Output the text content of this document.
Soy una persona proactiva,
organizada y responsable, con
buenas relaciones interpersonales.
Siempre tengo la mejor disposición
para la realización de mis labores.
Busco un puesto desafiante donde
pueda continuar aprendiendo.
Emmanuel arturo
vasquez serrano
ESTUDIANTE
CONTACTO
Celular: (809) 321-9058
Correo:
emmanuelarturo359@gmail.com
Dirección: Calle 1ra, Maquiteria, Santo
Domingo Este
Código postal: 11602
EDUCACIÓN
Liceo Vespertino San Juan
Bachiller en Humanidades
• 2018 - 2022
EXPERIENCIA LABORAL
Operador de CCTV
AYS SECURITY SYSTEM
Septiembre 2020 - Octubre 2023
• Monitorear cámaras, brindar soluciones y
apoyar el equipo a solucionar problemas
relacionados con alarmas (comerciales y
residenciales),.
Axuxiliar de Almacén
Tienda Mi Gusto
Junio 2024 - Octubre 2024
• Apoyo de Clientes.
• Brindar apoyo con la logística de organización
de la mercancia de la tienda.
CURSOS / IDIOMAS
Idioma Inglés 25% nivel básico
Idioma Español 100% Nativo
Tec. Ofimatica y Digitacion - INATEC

▬▬▬

Set task:
Pick out each line containing "Octubre" and report it.

Full output:
Septiembre 2020 - Octubre 2023
Junio 2024 - Octubre 2024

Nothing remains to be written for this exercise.